> _DATASET CONTENT_:

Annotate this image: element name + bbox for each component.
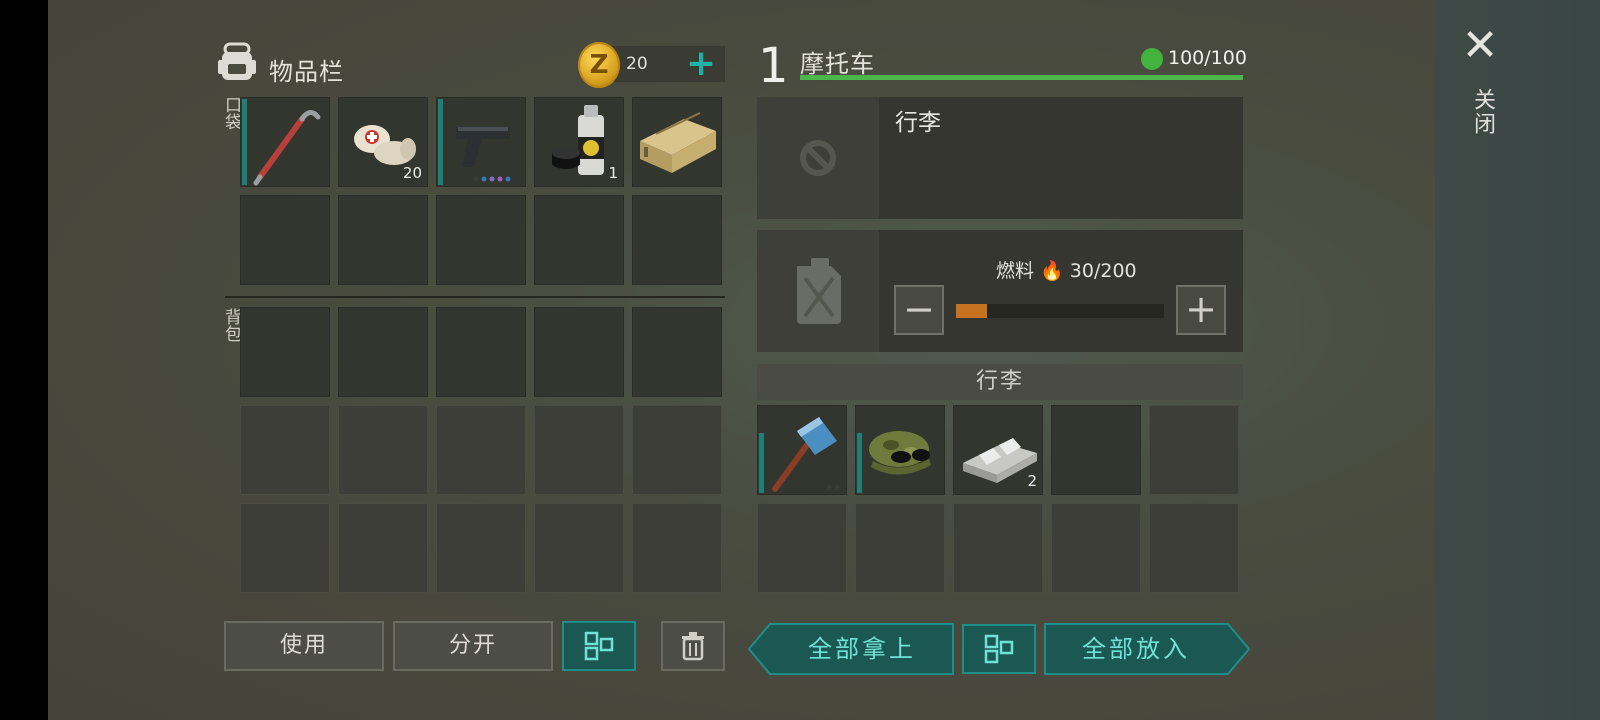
locked-slot <box>632 503 722 593</box>
sort-inventory-button[interactable] <box>562 621 636 671</box>
jerry-can-icon <box>797 258 841 324</box>
luggage-attachment-slot[interactable] <box>757 97 879 219</box>
close-label[interactable]: 关闭 <box>1466 88 1498 136</box>
locked-slot <box>436 405 526 495</box>
fuel-bar-fill <box>956 304 988 318</box>
locked-slot <box>338 405 428 495</box>
backpack-slot[interactable] <box>240 307 330 397</box>
camo-cap-sunglasses-icon <box>869 431 931 475</box>
pocket-slot-5[interactable] <box>632 97 722 187</box>
close-icon[interactable]: ✕ <box>1460 24 1500 68</box>
right-strip <box>1435 0 1600 720</box>
currency-count: 20 <box>626 54 648 74</box>
luggage-slot-1[interactable] <box>757 405 847 495</box>
luggage-slot[interactable] <box>855 503 945 593</box>
prohibited-icon <box>800 140 836 176</box>
pocket-slot-4[interactable]: 1 <box>534 97 624 187</box>
fuel-bar <box>956 304 1164 318</box>
locked-slot <box>436 503 526 593</box>
backpack-slot[interactable] <box>436 307 526 397</box>
section-divider <box>225 296 725 298</box>
luggage-title: 行李 <box>895 110 941 136</box>
luggage-slot-4[interactable] <box>1051 405 1141 495</box>
item-count: 2 <box>1027 472 1037 490</box>
pocket-slot-2[interactable]: 20 <box>338 97 428 187</box>
luggage-slot[interactable] <box>757 503 847 593</box>
item-count: 1 <box>608 164 618 182</box>
grid-sort-icon <box>584 631 614 661</box>
locked-slot <box>534 503 624 593</box>
pocket-slot-9[interactable] <box>534 195 624 285</box>
pocket-slot-8[interactable] <box>436 195 526 285</box>
split-button[interactable]: 分开 <box>393 621 553 671</box>
luggage-slot-5[interactable] <box>1149 405 1239 495</box>
wrench-icon <box>1141 48 1163 70</box>
fuel-label-row: 燃料 🔥 30/200 <box>996 256 1137 283</box>
add-currency-button[interactable]: + <box>686 44 716 84</box>
trash-icon <box>682 632 704 661</box>
backpack-icon <box>218 42 256 80</box>
locked-slot <box>338 503 428 593</box>
locked-slot <box>534 405 624 495</box>
fuel-label: 燃料 <box>996 260 1035 282</box>
locked-slot <box>632 405 722 495</box>
luggage-slot[interactable] <box>953 503 1043 593</box>
luggage-slot[interactable] <box>1149 503 1239 593</box>
pocket-slot-3[interactable] <box>436 97 526 187</box>
take-all-button[interactable]: 全部拿上 <box>770 624 954 674</box>
luggage-slot[interactable] <box>1051 503 1141 593</box>
fuel-value: 30/200 <box>1069 260 1137 282</box>
trash-button[interactable] <box>661 621 725 671</box>
coin-icon: Z <box>578 42 620 88</box>
crowbar-icon <box>253 110 321 186</box>
inventory-title: 物品栏 <box>269 58 344 86</box>
fuel-increase-button[interactable]: + <box>1176 285 1226 335</box>
locked-slot <box>240 503 330 593</box>
fuel-slot[interactable] <box>757 230 879 352</box>
locked-slot <box>240 405 330 495</box>
use-button[interactable]: 使用 <box>224 621 384 671</box>
pocket-slot-7[interactable] <box>338 195 428 285</box>
pocket-slot-10[interactable] <box>632 195 722 285</box>
fire-icon: 🔥 <box>1040 260 1064 282</box>
vehicle-name: 摩托车 <box>800 50 875 78</box>
luggage-slot-3[interactable]: 2 <box>953 405 1043 495</box>
put-all-button[interactable]: 全部放入 <box>1044 624 1228 674</box>
luggage-slot-2[interactable] <box>855 405 945 495</box>
sledgehammer-icon <box>772 417 840 492</box>
pocket-slot-6[interactable] <box>240 195 330 285</box>
pocket-slot-1[interactable] <box>240 97 330 187</box>
backpack-slot[interactable] <box>632 307 722 397</box>
backpack-slot[interactable] <box>338 307 428 397</box>
durability-bar <box>800 75 1243 80</box>
backpack-slot[interactable] <box>534 307 624 397</box>
sort-luggage-button[interactable] <box>962 624 1036 674</box>
wooden-crate-icon <box>640 112 716 173</box>
pistol-icon <box>456 127 511 182</box>
grid-sort-icon <box>984 634 1014 664</box>
luggage-header: 行李 <box>757 364 1243 400</box>
vehicle-durability: 100/100 <box>1168 47 1247 69</box>
vehicle-number: 1 <box>758 38 789 94</box>
item-count: 20 <box>402 164 422 182</box>
fuel-decrease-button[interactable]: − <box>894 285 944 335</box>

> _YOUR INSTRUCTIONS_: Copy all of the rows above line for line without changing anything, and leave the pictures out of your copy.

> _WRITTEN RESPONSE_:
Annotate this image: element name + bbox for each component.
locked-slot <box>632 503 722 593</box>
sort-inventory-button[interactable] <box>562 621 636 671</box>
jerry-can-icon <box>797 258 841 324</box>
luggage-attachment-slot[interactable] <box>757 97 879 219</box>
close-label[interactable]: 关闭 <box>1466 88 1498 136</box>
locked-slot <box>436 405 526 495</box>
fuel-bar-fill <box>956 304 988 318</box>
locked-slot <box>338 405 428 495</box>
backpack-slot[interactable] <box>240 307 330 397</box>
camo-cap-sunglasses-icon <box>869 431 931 475</box>
pocket-slot-5[interactable] <box>632 97 722 187</box>
close-icon[interactable]: ✕ <box>1460 24 1500 68</box>
right-strip <box>1435 0 1600 720</box>
currency-count: 20 <box>626 54 648 74</box>
luggage-slot-1[interactable] <box>757 405 847 495</box>
luggage-slot[interactable] <box>855 503 945 593</box>
prohibited-icon <box>800 140 836 176</box>
pocket-slot-4[interactable]: 1 <box>534 97 624 187</box>
fuel-bar <box>956 304 1164 318</box>
locked-slot <box>436 503 526 593</box>
backpack-slot[interactable] <box>436 307 526 397</box>
section-divider <box>225 296 725 298</box>
luggage-title: 行李 <box>895 110 941 136</box>
luggage-slot-4[interactable] <box>1051 405 1141 495</box>
item-count: 2 <box>1027 472 1037 490</box>
pocket-slot-2[interactable]: 20 <box>338 97 428 187</box>
luggage-slot[interactable] <box>757 503 847 593</box>
item-count: 1 <box>608 164 618 182</box>
grid-sort-icon <box>584 631 614 661</box>
locked-slot <box>534 503 624 593</box>
pocket-slot-9[interactable] <box>534 195 624 285</box>
pocket-slot-8[interactable] <box>436 195 526 285</box>
split-button[interactable]: 分开 <box>393 621 553 671</box>
luggage-slot-5[interactable] <box>1149 405 1239 495</box>
wrench-icon <box>1141 48 1163 70</box>
fuel-label-row: 燃料 🔥 30/200 <box>996 256 1137 283</box>
add-currency-button[interactable]: + <box>686 44 716 84</box>
trash-icon <box>682 632 704 661</box>
backpack-icon <box>218 42 256 80</box>
locked-slot <box>338 503 428 593</box>
locked-slot <box>534 405 624 495</box>
fuel-label: 燃料 <box>996 260 1035 282</box>
locked-slot <box>632 405 722 495</box>
luggage-slot[interactable] <box>953 503 1043 593</box>
luggage-slot[interactable] <box>1149 503 1239 593</box>
pocket-slot-3[interactable] <box>436 97 526 187</box>
take-all-button[interactable]: 全部拿上 <box>770 624 954 674</box>
luggage-slot[interactable] <box>1051 503 1141 593</box>
fuel-value: 30/200 <box>1069 260 1137 282</box>
trash-button[interactable] <box>661 621 725 671</box>
coin-icon: Z <box>578 42 620 88</box>
crowbar-icon <box>253 110 321 186</box>
inventory-title: 物品栏 <box>269 58 344 86</box>
fuel-increase-button[interactable]: + <box>1176 285 1226 335</box>
locked-slot <box>240 503 330 593</box>
fuel-slot[interactable] <box>757 230 879 352</box>
locked-slot <box>240 405 330 495</box>
use-button[interactable]: 使用 <box>224 621 384 671</box>
pocket-slot-7[interactable] <box>338 195 428 285</box>
pocket-slot-10[interactable] <box>632 195 722 285</box>
fire-icon: 🔥 <box>1040 260 1064 282</box>
vehicle-name: 摩托车 <box>800 50 875 78</box>
luggage-slot-3[interactable]: 2 <box>953 405 1043 495</box>
put-all-button[interactable]: 全部放入 <box>1044 624 1228 674</box>
luggage-slot-2[interactable] <box>855 405 945 495</box>
sledgehammer-icon <box>772 417 840 492</box>
pocket-slot-6[interactable] <box>240 195 330 285</box>
pocket-slot-1[interactable] <box>240 97 330 187</box>
backpack-slot[interactable] <box>632 307 722 397</box>
backpack-slot[interactable] <box>338 307 428 397</box>
durability-bar <box>800 75 1243 80</box>
backpack-slot[interactable] <box>534 307 624 397</box>
sort-luggage-button[interactable] <box>962 624 1036 674</box>
wooden-crate-icon <box>640 112 716 173</box>
pistol-icon <box>456 127 511 182</box>
grid-sort-icon <box>984 634 1014 664</box>
luggage-header: 行李 <box>757 364 1243 400</box>
vehicle-durability: 100/100 <box>1168 47 1247 69</box>
vehicle-number: 1 <box>758 38 789 94</box>
item-count: 20 <box>402 164 422 182</box>
fuel-decrease-button[interactable]: − <box>894 285 944 335</box>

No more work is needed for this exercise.